━━━━━ Excerpted data

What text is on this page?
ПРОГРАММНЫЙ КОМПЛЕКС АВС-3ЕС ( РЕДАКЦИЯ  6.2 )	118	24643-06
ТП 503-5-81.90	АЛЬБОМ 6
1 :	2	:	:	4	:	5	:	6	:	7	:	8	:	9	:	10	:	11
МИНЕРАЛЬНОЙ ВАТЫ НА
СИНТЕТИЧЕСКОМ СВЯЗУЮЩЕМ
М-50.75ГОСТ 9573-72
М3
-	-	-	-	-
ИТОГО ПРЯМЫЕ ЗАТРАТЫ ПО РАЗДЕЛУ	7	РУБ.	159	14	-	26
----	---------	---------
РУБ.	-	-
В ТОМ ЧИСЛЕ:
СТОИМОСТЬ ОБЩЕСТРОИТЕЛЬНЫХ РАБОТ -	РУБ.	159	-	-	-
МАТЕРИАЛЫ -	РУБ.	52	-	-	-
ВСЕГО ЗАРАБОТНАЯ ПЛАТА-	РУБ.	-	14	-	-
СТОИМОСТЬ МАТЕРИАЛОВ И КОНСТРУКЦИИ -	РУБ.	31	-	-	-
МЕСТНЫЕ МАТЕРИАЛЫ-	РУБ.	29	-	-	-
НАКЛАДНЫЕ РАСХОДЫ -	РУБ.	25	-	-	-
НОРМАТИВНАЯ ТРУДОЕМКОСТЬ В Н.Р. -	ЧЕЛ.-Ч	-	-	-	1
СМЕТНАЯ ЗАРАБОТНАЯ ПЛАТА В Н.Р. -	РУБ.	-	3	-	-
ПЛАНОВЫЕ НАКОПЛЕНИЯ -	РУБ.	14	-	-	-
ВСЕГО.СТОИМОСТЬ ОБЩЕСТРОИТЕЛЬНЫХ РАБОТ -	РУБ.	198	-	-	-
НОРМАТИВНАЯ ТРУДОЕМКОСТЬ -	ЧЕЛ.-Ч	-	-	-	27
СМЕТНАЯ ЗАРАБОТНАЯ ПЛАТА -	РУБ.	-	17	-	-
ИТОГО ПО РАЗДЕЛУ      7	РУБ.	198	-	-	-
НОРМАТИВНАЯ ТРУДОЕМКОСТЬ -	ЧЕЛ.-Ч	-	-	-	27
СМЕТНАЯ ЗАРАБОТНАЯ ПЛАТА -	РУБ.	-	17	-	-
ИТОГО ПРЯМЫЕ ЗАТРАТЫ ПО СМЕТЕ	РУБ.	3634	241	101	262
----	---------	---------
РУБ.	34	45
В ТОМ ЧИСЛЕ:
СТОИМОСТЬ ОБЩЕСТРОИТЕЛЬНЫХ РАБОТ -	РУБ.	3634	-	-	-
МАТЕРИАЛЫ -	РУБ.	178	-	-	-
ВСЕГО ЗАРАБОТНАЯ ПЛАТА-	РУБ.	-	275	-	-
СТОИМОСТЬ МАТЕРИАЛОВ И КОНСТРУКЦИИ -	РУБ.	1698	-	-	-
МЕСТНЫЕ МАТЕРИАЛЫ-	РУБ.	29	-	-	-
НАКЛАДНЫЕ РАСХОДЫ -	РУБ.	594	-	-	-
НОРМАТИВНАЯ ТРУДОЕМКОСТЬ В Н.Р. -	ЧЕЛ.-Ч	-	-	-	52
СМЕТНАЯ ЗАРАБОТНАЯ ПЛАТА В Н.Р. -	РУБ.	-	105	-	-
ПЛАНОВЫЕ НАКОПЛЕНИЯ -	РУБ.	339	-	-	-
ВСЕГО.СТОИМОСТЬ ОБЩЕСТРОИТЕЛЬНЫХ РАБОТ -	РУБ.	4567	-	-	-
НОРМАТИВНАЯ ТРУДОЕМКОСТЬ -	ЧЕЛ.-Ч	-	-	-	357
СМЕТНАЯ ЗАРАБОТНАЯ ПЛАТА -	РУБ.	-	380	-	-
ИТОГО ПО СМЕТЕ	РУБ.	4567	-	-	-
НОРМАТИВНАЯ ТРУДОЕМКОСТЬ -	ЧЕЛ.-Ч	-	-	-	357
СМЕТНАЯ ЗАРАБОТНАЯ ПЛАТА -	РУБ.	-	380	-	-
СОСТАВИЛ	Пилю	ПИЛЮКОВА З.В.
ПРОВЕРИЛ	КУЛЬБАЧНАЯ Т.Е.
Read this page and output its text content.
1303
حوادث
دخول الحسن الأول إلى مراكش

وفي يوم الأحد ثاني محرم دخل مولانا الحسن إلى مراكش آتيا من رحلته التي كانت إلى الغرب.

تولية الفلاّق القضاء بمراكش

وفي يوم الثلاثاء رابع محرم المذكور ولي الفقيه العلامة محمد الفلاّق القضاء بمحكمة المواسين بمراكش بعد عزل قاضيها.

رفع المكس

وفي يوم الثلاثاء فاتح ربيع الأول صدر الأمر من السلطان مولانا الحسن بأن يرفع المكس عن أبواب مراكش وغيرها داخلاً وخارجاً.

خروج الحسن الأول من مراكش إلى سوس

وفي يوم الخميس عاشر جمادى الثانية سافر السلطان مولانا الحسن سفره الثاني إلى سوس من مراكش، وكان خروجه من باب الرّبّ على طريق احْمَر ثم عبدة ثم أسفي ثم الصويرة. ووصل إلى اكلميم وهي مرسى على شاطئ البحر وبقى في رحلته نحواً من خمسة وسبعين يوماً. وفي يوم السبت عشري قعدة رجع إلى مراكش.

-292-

━━━━━━━━━━

Please reproduce every line of the material word for word.

» Exercise response
What text is on this page?
ПРОГРАММНЫЙ КОМПЛЕКС АВС-3ЕС ( РЕДАКЦИЯ  6.2 )	118	24643-06
ТП 503-5-81.90	АЛЬБОМ 6
1 :	2	:	:	4	:	5	:	6	:	7	:	8	:	9	:	10	:	11
МИНЕРАЛЬНОЙ ВАТЫ НА
СИНТЕТИЧЕСКОМ СВЯЗУЮЩЕМ
М-50.75ГОСТ 9573-72
М3
-	-	-	-	-
ИТОГО ПРЯМЫЕ ЗАТРАТЫ ПО РАЗДЕЛУ	7	РУБ.	159	14	-	26
----	---------	---------
РУБ.	-	-
В ТОМ ЧИСЛЕ:
СТОИМОСТЬ ОБЩЕСТРОИТЕЛЬНЫХ РАБОТ -	РУБ.	159	-	-	-
МАТЕРИАЛЫ -	РУБ.	52	-	-	-
ВСЕГО ЗАРАБОТНАЯ ПЛАТА-	РУБ.	-	14	-	-
СТОИМОСТЬ МАТЕРИАЛОВ И КОНСТРУКЦИИ -	РУБ.	31	-	-	-
МЕСТНЫЕ МАТЕРИАЛЫ-	РУБ.	29	-	-	-
НАКЛАДНЫЕ РАСХОДЫ -	РУБ.	25	-	-	-
НОРМАТИВНАЯ ТРУДОЕМКОСТЬ В Н.Р. -	ЧЕЛ.-Ч	-	-	-	1
СМЕТНАЯ ЗАРАБОТНАЯ ПЛАТА В Н.Р. -	РУБ.	-	3	-	-
ПЛАНОВЫЕ НАКОПЛЕНИЯ -	РУБ.	14	-	-	-
ВСЕГО.СТОИМОСТЬ ОБЩЕСТРОИТЕЛЬНЫХ РАБОТ -	РУБ.	198	-	-	-
НОРМАТИВНАЯ ТРУДОЕМКОСТЬ -	ЧЕЛ.-Ч	-	-	-	27
СМЕТНАЯ ЗАРАБОТНАЯ ПЛАТА -	РУБ.	-	17	-	-
ИТОГО ПО РАЗДЕЛУ      7	РУБ.	198	-	-	-
НОРМАТИВНАЯ ТРУДОЕМКОСТЬ -	ЧЕЛ.-Ч	-	-	-	27
СМЕТНАЯ ЗАРАБОТНАЯ ПЛАТА -	РУБ.	-	17	-	-
ИТОГО ПРЯМЫЕ ЗАТРАТЫ ПО СМЕТЕ	РУБ.	3634	241	101	262
----	---------	---------
РУБ.	34	45
В ТОМ ЧИСЛЕ:
СТОИМОСТЬ ОБЩЕСТРОИТЕЛЬНЫХ РАБОТ -	РУБ.	3634	-	-	-
МАТЕРИАЛЫ -	РУБ.	178	-	-	-
ВСЕГО ЗАРАБОТНАЯ ПЛАТА-	РУБ.	-	275	-	-
СТОИМОСТЬ МАТЕРИАЛОВ И КОНСТРУКЦИИ -	РУБ.	1698	-	-	-
МЕСТНЫЕ МАТЕРИАЛЫ-	РУБ.	29	-	-	-
НАКЛАДНЫЕ РАСХОДЫ -	РУБ.	594	-	-	-
НОРМАТИВНАЯ ТРУДОЕМКОСТЬ В Н.Р. -	ЧЕЛ.-Ч	-	-	-	52
СМЕТНАЯ ЗАРАБОТНАЯ ПЛАТА В Н.Р. -	РУБ.	-	105	-	-
ПЛАНОВЫЕ НАКОПЛЕНИЯ -	РУБ.	339	-	-	-
ВСЕГО.СТОИМОСТЬ ОБЩЕСТРОИТЕЛЬНЫХ РАБОТ -	РУБ.	4567	-	-	-
НОРМАТИВНАЯ ТРУДОЕМКОСТЬ -	ЧЕЛ.-Ч	-	-	-	357
СМЕТНАЯ ЗАРАБОТНАЯ ПЛАТА -	РУБ.	-	380	-	-
ИТОГО ПО СМЕТЕ	РУБ.	4567	-	-	-
НОРМАТИВНАЯ ТРУДОЕМКОСТЬ -	ЧЕЛ.-Ч	-	-	-	357
СМЕТНАЯ ЗАРАБОТНАЯ ПЛАТА -	РУБ.	-	380	-	-
СОСТАВИЛ	Пилю	ПИЛЮКОВА З.В.
ПРОВЕРИЛ	КУЛЬБАЧНАЯ Т.Е.
Read this page and output its text content.
1303
حوادث
دخول الحسن الأول إلى مراكش

وفي يوم الأحد ثاني محرم دخل مولانا الحسن إلى مراكش آتيا من رحلته التي كانت إلى الغرب.

تولية الفلاّق القضاء بمراكش

وفي يوم الثلاثاء رابع محرم المذكور ولي الفقيه العلامة محمد الفلاّق القضاء بمحكمة المواسين بمراكش بعد عزل قاضيها.

رفع المكس

وفي يوم الثلاثاء فاتح ربيع الأول صدر الأمر من السلطان مولانا الحسن بأن يرفع المكس عن أبواب مراكش وغيرها داخلاً وخارجاً.

خروج الحسن الأول من مراكش إلى سوس

وفي يوم الخميس عاشر جمادى الثانية سافر السلطان مولانا الحسن سفره الثاني إلى سوس من مراكش، وكان خروجه من باب الرّبّ على طريق احْمَر ثم عبدة ثم أسفي ثم الصويرة. ووصل إلى اكلميم وهي مرسى على شاطئ البحر وبقى في رحلته نحواً من خمسة وسبعين يوماً. وفي يوم السبت عشري قعدة رجع إلى مراكش.

-292-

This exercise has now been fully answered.